**PROVIDED ENTRIES**.

········

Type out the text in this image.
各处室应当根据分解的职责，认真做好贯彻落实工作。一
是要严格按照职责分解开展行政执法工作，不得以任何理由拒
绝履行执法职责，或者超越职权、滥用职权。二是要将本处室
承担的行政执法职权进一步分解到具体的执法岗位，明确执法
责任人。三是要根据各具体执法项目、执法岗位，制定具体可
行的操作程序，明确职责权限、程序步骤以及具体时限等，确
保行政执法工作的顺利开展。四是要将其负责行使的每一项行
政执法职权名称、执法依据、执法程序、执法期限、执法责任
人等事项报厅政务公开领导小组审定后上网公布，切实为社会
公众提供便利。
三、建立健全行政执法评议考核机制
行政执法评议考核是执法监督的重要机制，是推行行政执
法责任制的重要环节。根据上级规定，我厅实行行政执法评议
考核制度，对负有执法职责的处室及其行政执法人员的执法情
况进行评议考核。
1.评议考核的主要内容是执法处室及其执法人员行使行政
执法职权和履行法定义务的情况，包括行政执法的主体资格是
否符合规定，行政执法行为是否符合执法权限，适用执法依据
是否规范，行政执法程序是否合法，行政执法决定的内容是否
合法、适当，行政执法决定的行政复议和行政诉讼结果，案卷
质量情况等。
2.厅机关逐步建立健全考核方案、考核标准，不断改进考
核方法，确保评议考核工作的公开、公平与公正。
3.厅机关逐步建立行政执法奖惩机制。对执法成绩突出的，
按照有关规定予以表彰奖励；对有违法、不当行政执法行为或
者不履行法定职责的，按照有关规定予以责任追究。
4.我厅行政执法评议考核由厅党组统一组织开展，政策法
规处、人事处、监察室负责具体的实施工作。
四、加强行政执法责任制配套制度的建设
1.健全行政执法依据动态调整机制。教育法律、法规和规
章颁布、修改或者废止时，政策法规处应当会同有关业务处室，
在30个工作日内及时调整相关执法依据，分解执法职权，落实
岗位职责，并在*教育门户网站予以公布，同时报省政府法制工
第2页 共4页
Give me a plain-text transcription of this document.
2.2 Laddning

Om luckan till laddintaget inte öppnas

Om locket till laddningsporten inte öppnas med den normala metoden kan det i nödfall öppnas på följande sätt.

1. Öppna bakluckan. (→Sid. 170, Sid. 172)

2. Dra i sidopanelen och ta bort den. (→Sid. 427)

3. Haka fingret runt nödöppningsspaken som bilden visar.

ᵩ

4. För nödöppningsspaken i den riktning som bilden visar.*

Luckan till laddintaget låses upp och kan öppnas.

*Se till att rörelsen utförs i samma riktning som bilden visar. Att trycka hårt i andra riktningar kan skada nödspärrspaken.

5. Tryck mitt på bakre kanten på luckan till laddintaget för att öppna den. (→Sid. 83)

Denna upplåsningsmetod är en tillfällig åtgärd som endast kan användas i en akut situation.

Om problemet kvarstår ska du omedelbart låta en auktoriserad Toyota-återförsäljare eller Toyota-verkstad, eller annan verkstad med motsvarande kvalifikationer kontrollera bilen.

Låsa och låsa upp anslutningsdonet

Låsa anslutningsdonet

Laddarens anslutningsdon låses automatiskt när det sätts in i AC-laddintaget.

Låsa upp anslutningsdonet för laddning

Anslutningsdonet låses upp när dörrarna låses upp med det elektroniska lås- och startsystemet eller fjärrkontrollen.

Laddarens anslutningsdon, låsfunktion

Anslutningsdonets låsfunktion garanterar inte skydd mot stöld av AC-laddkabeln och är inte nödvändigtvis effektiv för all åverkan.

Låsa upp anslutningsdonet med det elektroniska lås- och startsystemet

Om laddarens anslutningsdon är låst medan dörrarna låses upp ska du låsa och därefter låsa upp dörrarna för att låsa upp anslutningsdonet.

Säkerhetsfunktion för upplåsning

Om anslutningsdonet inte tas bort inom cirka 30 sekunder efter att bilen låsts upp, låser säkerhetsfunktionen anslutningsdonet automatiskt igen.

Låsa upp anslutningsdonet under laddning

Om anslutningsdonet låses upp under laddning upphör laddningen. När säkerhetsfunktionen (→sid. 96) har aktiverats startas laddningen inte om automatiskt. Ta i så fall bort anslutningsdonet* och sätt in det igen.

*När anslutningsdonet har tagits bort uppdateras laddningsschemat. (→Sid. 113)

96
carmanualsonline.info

········

**TASK REQUIREMENTS**.
Please output the entries above, every line exactly as it reads.

**EXERCISE OUTPUT**.
Type out the text in this image.
各处室应当根据分解的职责，认真做好贯彻落实工作。一
是要严格按照职责分解开展行政执法工作，不得以任何理由拒
绝履行执法职责，或者超越职权、滥用职权。二是要将本处室
承担的行政执法职权进一步分解到具体的执法岗位，明确执法
责任人。三是要根据各具体执法项目、执法岗位，制定具体可
行的操作程序，明确职责权限、程序步骤以及具体时限等，确
保行政执法工作的顺利开展。四是要将其负责行使的每一项行
政执法职权名称、执法依据、执法程序、执法期限、执法责任
人等事项报厅政务公开领导小组审定后上网公布，切实为社会
公众提供便利。
三、建立健全行政执法评议考核机制
行政执法评议考核是执法监督的重要机制，是推行行政执
法责任制的重要环节。根据上级规定，我厅实行行政执法评议
考核制度，对负有执法职责的处室及其行政执法人员的执法情
况进行评议考核。
1.评议考核的主要内容是执法处室及其执法人员行使行政
执法职权和履行法定义务的情况，包括行政执法的主体资格是
否符合规定，行政执法行为是否符合执法权限，适用执法依据
是否规范，行政执法程序是否合法，行政执法决定的内容是否
合法、适当，行政执法决定的行政复议和行政诉讼结果，案卷
质量情况等。
2.厅机关逐步建立健全考核方案、考核标准，不断改进考
核方法，确保评议考核工作的公开、公平与公正。
3.厅机关逐步建立行政执法奖惩机制。对执法成绩突出的，
按照有关规定予以表彰奖励；对有违法、不当行政执法行为或
者不履行法定职责的，按照有关规定予以责任追究。
4.我厅行政执法评议考核由厅党组统一组织开展，政策法
规处、人事处、监察室负责具体的实施工作。
四、加强行政执法责任制配套制度的建设
1.健全行政执法依据动态调整机制。教育法律、法规和规
章颁布、修改或者废止时，政策法规处应当会同有关业务处室，
在30个工作日内及时调整相关执法依据，分解执法职权，落实
岗位职责，并在*教育门户网站予以公布，同时报省政府法制工
第2页 共4页
Give me a plain-text transcription of this document.
2.2 Laddning

Om luckan till laddintaget inte öppnas

Om locket till laddningsporten inte öppnas med den normala metoden kan det i nödfall öppnas på följande sätt.

1. Öppna bakluckan. (→Sid. 170, Sid. 172)

2. Dra i sidopanelen och ta bort den. (→Sid. 427)

3. Haka fingret runt nödöppningsspaken som bilden visar.

ᵩ

4. För nödöppningsspaken i den riktning som bilden visar.*

Luckan till laddintaget låses upp och kan öppnas.

*Se till att rörelsen utförs i samma riktning som bilden visar. Att trycka hårt i andra riktningar kan skada nödspärrspaken.

5. Tryck mitt på bakre kanten på luckan till laddintaget för att öppna den. (→Sid. 83)

Denna upplåsningsmetod är en tillfällig åtgärd som endast kan användas i en akut situation.

Om problemet kvarstår ska du omedelbart låta en auktoriserad Toyota-återförsäljare eller Toyota-verkstad, eller annan verkstad med motsvarande kvalifikationer kontrollera bilen.

Låsa och låsa upp anslutningsdonet

Låsa anslutningsdonet

Laddarens anslutningsdon låses automatiskt när det sätts in i AC-laddintaget.

Låsa upp anslutningsdonet för laddning

Anslutningsdonet låses upp när dörrarna låses upp med det elektroniska lås- och startsystemet eller fjärrkontrollen.

Laddarens anslutningsdon, låsfunktion

Anslutningsdonets låsfunktion garanterar inte skydd mot stöld av AC-laddkabeln och är inte nödvändigtvis effektiv för all åverkan.

Låsa upp anslutningsdonet med det elektroniska lås- och startsystemet

Om laddarens anslutningsdon är låst medan dörrarna låses upp ska du låsa och därefter låsa upp dörrarna för att låsa upp anslutningsdonet.

Säkerhetsfunktion för upplåsning

Om anslutningsdonet inte tas bort inom cirka 30 sekunder efter att bilen låsts upp, låser säkerhetsfunktionen anslutningsdonet automatiskt igen.

Låsa upp anslutningsdonet under laddning

Om anslutningsdonet låses upp under laddning upphör laddningen. När säkerhetsfunktionen (→sid. 96) har aktiverats startas laddningen inte om automatiskt. Ta i så fall bort anslutningsdonet* och sätt in det igen.

*När anslutningsdonet har tagits bort uppdateras laddningsschemat. (→Sid. 113)

96
carmanualsonline.info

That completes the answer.